BEGIN Supplied information

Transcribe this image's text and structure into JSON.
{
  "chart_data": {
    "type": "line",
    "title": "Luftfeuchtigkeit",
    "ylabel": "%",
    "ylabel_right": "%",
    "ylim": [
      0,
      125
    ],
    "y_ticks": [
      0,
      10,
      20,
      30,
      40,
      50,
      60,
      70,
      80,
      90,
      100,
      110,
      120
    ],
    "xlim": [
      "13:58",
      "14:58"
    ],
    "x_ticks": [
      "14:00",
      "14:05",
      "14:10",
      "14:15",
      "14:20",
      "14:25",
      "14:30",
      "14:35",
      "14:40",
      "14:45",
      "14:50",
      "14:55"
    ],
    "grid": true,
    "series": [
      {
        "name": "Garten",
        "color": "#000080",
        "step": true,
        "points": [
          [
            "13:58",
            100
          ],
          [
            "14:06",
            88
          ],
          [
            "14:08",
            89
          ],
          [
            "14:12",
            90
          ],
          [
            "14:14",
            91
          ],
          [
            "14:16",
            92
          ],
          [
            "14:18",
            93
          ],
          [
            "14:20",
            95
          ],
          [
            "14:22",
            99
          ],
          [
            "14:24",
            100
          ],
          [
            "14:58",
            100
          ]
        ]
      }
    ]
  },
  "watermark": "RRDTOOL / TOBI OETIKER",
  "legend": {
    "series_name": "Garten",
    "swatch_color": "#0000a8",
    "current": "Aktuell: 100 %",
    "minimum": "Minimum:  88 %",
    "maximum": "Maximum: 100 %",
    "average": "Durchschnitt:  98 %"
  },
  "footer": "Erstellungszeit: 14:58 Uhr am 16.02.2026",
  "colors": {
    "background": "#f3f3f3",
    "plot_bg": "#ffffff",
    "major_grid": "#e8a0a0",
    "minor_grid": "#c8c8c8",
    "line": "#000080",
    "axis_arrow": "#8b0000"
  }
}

END Supplied information
BEGIN Supplied information

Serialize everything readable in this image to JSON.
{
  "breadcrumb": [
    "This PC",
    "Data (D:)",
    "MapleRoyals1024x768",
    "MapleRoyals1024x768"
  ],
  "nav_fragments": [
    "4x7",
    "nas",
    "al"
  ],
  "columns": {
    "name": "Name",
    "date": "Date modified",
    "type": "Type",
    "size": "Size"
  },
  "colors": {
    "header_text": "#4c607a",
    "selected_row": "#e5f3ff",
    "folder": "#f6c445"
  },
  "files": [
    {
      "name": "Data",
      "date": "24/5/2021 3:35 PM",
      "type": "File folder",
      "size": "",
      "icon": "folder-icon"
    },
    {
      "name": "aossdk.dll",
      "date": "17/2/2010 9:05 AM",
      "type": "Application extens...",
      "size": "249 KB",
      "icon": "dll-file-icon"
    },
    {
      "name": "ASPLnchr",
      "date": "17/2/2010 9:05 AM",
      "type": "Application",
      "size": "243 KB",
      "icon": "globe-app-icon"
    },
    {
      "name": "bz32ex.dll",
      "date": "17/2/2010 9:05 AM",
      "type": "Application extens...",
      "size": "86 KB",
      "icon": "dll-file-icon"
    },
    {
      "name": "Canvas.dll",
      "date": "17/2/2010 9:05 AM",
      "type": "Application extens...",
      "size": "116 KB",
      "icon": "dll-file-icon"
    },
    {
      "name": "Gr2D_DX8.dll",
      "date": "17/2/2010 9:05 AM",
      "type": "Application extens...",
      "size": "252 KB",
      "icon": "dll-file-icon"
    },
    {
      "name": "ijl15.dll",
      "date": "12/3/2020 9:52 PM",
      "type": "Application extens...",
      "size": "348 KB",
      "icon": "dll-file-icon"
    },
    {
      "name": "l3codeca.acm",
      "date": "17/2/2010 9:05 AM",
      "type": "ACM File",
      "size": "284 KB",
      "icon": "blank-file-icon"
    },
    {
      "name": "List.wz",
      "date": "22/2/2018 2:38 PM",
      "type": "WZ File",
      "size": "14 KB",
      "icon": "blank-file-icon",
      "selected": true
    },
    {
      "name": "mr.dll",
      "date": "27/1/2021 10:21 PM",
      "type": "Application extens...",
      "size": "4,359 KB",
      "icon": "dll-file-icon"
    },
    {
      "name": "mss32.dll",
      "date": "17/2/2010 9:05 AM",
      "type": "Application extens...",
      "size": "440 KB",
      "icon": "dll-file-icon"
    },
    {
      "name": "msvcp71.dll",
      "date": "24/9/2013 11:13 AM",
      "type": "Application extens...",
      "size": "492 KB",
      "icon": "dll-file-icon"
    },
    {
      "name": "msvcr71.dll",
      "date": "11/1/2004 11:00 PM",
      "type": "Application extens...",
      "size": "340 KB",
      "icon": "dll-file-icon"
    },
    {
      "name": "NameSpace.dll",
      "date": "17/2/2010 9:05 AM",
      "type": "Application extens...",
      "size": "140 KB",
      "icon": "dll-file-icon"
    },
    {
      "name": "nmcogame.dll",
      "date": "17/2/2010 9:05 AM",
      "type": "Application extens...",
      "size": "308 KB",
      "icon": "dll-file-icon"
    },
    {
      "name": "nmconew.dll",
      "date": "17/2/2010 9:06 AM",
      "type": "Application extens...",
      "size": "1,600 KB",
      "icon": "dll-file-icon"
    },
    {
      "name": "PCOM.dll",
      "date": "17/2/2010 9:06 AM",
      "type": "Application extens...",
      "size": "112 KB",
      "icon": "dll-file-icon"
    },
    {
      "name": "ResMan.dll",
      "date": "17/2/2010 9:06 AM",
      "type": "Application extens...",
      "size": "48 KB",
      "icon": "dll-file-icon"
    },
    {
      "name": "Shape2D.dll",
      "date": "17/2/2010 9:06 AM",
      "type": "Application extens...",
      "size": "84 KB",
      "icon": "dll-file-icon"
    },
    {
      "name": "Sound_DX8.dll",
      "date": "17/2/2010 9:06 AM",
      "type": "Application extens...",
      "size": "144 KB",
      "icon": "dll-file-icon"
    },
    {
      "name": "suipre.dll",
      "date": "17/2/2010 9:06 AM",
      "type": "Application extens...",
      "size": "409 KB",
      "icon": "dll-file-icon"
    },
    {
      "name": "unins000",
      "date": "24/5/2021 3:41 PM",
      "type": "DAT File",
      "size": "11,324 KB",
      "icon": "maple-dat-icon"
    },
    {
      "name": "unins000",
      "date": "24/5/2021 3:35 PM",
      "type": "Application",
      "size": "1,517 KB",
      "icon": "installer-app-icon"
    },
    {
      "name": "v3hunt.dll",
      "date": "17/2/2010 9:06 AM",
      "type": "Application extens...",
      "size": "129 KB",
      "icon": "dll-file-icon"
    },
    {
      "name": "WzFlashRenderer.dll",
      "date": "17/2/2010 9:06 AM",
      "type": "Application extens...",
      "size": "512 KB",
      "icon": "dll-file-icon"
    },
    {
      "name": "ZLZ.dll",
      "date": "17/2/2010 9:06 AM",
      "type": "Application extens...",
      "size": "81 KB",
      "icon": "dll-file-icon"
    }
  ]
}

END Supplied information

» **What to produce**:
Report all lines of the material that contain the word "folder".

» **Task result**:
    "folder": "#f6c445"
      "type": "File folder",
      "icon": "folder-icon"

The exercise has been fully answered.